#### [Stated goal]
Identify the lines that contain the string "unit" and report only how many there are.

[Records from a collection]
# # # # #

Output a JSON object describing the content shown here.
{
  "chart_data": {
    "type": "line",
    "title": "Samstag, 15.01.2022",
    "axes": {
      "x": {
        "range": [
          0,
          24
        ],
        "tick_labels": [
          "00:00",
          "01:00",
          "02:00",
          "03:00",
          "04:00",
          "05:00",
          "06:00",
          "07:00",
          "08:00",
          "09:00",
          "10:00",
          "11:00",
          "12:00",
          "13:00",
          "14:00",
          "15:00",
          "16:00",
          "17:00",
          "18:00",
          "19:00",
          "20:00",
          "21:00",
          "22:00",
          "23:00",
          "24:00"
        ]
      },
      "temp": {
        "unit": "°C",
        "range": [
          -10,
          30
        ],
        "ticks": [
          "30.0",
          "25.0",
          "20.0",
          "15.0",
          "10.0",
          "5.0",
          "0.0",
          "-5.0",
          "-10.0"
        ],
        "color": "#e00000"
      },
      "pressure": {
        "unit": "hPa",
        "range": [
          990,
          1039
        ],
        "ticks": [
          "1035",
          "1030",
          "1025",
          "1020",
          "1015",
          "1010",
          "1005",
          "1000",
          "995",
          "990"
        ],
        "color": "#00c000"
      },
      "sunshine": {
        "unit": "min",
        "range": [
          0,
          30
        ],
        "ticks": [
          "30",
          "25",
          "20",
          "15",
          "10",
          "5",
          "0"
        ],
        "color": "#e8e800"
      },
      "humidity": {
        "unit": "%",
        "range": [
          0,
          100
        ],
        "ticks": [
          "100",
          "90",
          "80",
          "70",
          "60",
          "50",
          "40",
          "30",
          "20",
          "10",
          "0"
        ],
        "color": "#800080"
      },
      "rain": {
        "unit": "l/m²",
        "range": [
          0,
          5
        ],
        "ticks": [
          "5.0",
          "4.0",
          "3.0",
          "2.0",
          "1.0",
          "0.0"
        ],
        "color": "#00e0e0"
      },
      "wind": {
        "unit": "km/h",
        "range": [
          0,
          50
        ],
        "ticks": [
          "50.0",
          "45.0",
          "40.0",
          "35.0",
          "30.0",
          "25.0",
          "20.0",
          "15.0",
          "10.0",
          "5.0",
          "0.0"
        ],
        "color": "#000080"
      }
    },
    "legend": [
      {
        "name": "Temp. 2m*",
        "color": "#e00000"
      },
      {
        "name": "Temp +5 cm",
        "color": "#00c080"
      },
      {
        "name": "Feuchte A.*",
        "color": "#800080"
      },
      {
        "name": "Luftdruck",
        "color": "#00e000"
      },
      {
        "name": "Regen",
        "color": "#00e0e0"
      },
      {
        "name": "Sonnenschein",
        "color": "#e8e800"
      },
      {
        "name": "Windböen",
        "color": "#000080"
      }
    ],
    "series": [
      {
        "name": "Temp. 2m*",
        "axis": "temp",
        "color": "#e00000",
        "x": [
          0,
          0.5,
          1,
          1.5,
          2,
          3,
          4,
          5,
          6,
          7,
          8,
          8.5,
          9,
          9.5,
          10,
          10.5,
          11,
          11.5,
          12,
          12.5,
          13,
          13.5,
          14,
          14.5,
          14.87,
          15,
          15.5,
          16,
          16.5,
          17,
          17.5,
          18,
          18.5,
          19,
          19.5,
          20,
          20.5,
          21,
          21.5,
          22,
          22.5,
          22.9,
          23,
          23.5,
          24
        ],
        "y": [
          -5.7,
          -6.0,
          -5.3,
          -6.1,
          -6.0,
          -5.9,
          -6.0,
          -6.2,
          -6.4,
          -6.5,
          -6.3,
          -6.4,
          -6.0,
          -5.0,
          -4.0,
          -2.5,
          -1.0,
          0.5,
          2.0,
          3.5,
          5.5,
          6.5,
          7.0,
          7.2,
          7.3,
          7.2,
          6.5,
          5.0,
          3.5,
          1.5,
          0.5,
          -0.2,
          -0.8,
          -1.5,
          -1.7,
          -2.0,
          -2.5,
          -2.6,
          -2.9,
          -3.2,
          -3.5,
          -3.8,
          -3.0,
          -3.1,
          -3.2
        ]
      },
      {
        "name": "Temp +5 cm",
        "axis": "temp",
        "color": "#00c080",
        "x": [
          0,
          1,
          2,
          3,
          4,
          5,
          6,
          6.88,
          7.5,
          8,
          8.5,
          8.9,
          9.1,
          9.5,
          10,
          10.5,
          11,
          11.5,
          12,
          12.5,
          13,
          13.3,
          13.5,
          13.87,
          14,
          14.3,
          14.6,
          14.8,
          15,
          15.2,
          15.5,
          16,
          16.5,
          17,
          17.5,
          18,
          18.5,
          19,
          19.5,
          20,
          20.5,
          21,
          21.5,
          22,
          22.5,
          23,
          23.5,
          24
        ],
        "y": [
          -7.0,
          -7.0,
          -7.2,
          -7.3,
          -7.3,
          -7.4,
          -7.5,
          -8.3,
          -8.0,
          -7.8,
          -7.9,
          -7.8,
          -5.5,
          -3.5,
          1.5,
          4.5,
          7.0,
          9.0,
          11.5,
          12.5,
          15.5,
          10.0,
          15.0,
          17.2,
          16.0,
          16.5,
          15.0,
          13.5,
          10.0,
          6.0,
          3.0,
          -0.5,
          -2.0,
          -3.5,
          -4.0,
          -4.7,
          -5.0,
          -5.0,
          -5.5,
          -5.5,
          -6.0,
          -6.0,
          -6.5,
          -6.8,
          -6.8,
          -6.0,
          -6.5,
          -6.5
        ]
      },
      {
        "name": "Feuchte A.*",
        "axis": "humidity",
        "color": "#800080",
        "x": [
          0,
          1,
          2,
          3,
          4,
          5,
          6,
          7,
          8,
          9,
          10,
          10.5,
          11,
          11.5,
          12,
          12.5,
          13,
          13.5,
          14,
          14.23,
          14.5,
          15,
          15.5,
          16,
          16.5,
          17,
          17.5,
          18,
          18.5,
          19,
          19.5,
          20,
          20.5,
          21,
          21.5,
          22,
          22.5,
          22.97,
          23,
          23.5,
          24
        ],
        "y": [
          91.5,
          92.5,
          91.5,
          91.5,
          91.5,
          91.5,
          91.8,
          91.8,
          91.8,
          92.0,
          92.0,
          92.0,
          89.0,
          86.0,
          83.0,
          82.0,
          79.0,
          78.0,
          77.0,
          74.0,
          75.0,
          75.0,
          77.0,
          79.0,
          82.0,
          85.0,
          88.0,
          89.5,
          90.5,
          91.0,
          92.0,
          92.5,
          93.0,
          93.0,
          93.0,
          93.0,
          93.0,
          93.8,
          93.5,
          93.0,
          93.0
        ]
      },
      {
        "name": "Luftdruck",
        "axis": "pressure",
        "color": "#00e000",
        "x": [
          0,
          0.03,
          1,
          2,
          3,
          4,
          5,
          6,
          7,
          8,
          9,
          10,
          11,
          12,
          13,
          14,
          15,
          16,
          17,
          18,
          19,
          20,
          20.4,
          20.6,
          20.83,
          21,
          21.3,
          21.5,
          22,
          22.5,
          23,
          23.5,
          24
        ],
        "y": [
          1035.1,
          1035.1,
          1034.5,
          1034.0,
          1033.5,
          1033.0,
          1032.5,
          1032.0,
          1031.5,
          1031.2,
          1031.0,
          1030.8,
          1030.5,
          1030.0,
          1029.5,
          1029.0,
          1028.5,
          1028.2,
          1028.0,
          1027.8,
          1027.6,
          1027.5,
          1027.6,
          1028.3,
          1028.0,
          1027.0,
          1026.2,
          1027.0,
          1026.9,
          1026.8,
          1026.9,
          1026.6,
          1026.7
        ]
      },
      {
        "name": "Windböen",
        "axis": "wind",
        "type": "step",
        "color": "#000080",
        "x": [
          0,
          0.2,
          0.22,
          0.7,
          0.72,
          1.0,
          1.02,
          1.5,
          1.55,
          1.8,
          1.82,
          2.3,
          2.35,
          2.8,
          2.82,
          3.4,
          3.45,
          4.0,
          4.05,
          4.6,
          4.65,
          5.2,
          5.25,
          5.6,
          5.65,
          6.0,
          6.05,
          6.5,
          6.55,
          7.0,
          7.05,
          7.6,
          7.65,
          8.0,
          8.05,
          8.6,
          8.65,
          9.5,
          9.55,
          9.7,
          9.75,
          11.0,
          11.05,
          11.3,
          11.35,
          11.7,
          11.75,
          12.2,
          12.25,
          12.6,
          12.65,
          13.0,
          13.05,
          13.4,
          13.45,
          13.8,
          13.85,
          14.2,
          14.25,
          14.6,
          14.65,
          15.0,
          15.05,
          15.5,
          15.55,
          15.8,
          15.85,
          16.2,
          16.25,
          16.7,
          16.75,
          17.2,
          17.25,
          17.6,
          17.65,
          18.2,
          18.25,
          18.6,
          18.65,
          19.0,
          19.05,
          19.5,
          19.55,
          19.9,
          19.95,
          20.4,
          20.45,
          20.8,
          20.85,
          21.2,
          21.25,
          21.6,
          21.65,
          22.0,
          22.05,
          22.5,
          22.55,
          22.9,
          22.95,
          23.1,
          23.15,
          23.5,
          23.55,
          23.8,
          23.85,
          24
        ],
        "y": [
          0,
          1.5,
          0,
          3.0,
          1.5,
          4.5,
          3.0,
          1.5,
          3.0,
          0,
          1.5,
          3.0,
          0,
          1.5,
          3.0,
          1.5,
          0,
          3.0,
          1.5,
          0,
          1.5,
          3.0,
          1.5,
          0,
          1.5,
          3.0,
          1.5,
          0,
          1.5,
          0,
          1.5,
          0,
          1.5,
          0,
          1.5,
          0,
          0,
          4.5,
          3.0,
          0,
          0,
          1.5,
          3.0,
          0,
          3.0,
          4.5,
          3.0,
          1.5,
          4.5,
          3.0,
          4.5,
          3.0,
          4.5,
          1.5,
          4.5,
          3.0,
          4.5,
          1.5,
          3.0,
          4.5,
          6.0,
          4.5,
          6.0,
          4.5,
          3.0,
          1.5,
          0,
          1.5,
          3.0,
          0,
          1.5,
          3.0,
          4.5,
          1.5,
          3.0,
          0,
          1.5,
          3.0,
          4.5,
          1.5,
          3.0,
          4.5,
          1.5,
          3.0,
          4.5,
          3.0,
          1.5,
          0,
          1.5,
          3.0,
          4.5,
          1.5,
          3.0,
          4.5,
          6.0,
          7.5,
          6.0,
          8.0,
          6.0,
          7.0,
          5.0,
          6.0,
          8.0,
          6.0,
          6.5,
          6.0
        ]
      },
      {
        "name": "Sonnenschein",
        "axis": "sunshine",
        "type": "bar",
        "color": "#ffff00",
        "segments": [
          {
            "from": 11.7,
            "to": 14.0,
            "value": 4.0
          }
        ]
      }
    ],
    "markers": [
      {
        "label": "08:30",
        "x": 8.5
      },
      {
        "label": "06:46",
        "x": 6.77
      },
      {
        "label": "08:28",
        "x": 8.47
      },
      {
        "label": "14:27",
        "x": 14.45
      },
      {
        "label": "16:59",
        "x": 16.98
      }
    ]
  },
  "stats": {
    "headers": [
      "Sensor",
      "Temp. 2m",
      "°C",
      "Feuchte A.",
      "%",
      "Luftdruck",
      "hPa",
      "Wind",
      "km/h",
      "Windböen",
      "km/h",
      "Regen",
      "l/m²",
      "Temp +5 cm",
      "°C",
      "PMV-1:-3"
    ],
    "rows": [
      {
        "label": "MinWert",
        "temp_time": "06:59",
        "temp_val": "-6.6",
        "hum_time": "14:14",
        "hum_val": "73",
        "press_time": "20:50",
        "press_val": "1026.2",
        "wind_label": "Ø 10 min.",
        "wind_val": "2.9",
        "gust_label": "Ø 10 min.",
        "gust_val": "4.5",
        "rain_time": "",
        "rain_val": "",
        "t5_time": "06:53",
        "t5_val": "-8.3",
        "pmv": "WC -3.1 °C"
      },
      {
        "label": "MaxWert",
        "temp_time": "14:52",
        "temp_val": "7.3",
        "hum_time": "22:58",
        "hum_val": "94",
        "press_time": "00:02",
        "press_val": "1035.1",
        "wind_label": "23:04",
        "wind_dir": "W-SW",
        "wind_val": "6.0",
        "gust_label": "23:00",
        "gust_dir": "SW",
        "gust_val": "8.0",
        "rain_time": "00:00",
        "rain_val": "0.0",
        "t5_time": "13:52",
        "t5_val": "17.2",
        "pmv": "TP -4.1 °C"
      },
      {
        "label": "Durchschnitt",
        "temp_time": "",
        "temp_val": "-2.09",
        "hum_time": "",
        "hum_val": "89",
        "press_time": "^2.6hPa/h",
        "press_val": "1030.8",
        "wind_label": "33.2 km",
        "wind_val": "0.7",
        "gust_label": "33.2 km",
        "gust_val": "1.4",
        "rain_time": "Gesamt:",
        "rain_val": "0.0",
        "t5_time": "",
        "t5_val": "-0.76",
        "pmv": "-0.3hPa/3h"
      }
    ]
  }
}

# # # # #

#### [Correct response]
6